DIRECTION - Pictures should be excluded; otherwise, copy every entry exactly.

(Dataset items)
..............................
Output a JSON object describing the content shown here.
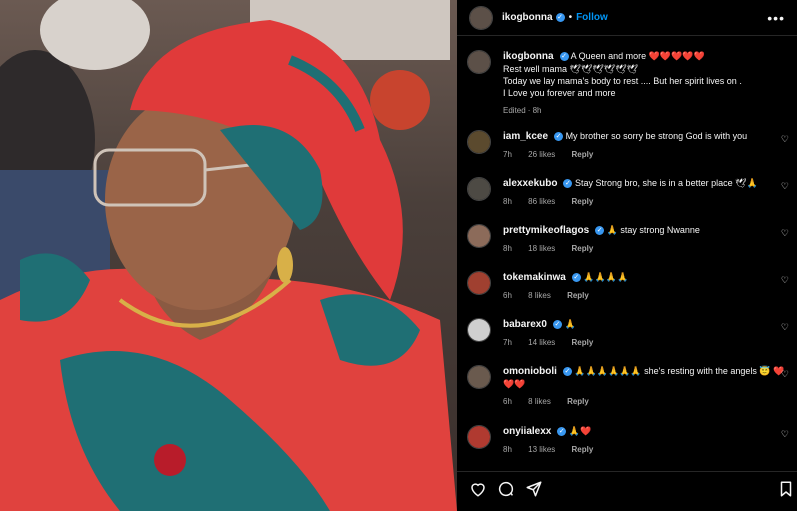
{
  "post": {
    "username": "ikogbonna",
    "follow_label": "Follow",
    "dot": "•",
    "more": "•••",
    "caption": {
      "line1": "A Queen and more",
      "hearts": "❤️❤️❤️❤️❤️",
      "line2": "Rest well mama",
      "doves": "🕊🕊🕊🕊🕊🕊",
      "line3": "Today we lay mama's body to rest .... But her spirit lives on .",
      "line4": "I Love you forever and more",
      "edited": "Edited",
      "age": "8h"
    }
  },
  "comments": [
    {
      "user": "iam_kcee",
      "text": "My brother so sorry be strong God is with you",
      "age": "7h",
      "likes": "26 likes",
      "reply": "Reply",
      "color": "#5b4a2e"
    },
    {
      "user": "alexxekubo",
      "text": "Stay Strong bro, she is in a better place 🕊🙏",
      "age": "8h",
      "likes": "86 likes",
      "reply": "Reply",
      "color": "#4d4a44"
    },
    {
      "user": "prettymikeoflagos",
      "text": "🙏 stay strong Nwanne",
      "age": "8h",
      "likes": "18 likes",
      "reply": "Reply",
      "color": "#8c6b5a"
    },
    {
      "user": "tokemakinwa",
      "text": "🙏🙏🙏🙏",
      "age": "6h",
      "likes": "8 likes",
      "reply": "Reply",
      "color": "#a04030"
    },
    {
      "user": "babarex0",
      "text": "🙏",
      "age": "7h",
      "likes": "14 likes",
      "reply": "Reply",
      "color": "#cfcfcf"
    },
    {
      "user": "omonioboli",
      "text": "🙏🙏🙏🙏🙏🙏 she's resting with the angels 😇 ❤️❤️❤️",
      "age": "6h",
      "likes": "8 likes",
      "reply": "Reply",
      "color": "#6a5a4e"
    },
    {
      "user": "onyiialexx",
      "text": "🙏❤️",
      "age": "8h",
      "likes": "13 likes",
      "reply": "Reply",
      "color": "#b03a30"
    }
  ],
  "icons": {
    "heart": "♡",
    "like": "heart-outline-icon",
    "comment": "comment-icon",
    "share": "send-icon",
    "save": "bookmark-icon"
  },
  "colors": {
    "link": "#0095f6",
    "verified": "#3897f0",
    "muted": "#a8a8a8",
    "background": "#000000"
  }
}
..............................
PROBLEM SOLUTION -
Output a JSON object describing the content shown here.
{
  "post": {
    "username": "ikogbonna",
    "follow_label": "Follow",
    "dot": "•",
    "more": "•••",
    "caption": {
      "line1": "A Queen and more",
      "hearts": "❤️❤️❤️❤️❤️",
      "line2": "Rest well mama",
      "doves": "🕊🕊🕊🕊🕊🕊",
      "line3": "Today we lay mama's body to rest .... But her spirit lives on .",
      "line4": "I Love you forever and more",
      "edited": "Edited",
      "age": "8h"
    }
  },
  "comments": [
    {
      "user": "iam_kcee",
      "text": "My brother so sorry be strong God is with you",
      "age": "7h",
      "likes": "26 likes",
      "reply": "Reply",
      "color": "#5b4a2e"
    },
    {
      "user": "alexxekubo",
      "text": "Stay Strong bro, she is in a better place 🕊🙏",
      "age": "8h",
      "likes": "86 likes",
      "reply": "Reply",
      "color": "#4d4a44"
    },
    {
      "user": "prettymikeoflagos",
      "text": "🙏 stay strong Nwanne",
      "age": "8h",
      "likes": "18 likes",
      "reply": "Reply",
      "color": "#8c6b5a"
    },
    {
      "user": "tokemakinwa",
      "text": "🙏🙏🙏🙏",
      "age": "6h",
      "likes": "8 likes",
      "reply": "Reply",
      "color": "#a04030"
    },
    {
      "user": "babarex0",
      "text": "🙏",
      "age": "7h",
      "likes": "14 likes",
      "reply": "Reply",
      "color": "#cfcfcf"
    },
    {
      "user": "omonioboli",
      "text": "🙏🙏🙏🙏🙏🙏 she's resting with the angels 😇 ❤️❤️❤️",
      "age": "6h",
      "likes": "8 likes",
      "reply": "Reply",
      "color": "#6a5a4e"
    },
    {
      "user": "onyiialexx",
      "text": "🙏❤️",
      "age": "8h",
      "likes": "13 likes",
      "reply": "Reply",
      "color": "#b03a30"
    }
  ],
  "icons": {
    "heart": "♡",
    "like": "heart-outline-icon",
    "comment": "comment-icon",
    "share": "send-icon",
    "save": "bookmark-icon"
  },
  "colors": {
    "link": "#0095f6",
    "verified": "#3897f0",
    "muted": "#a8a8a8",
    "background": "#000000"
  }
}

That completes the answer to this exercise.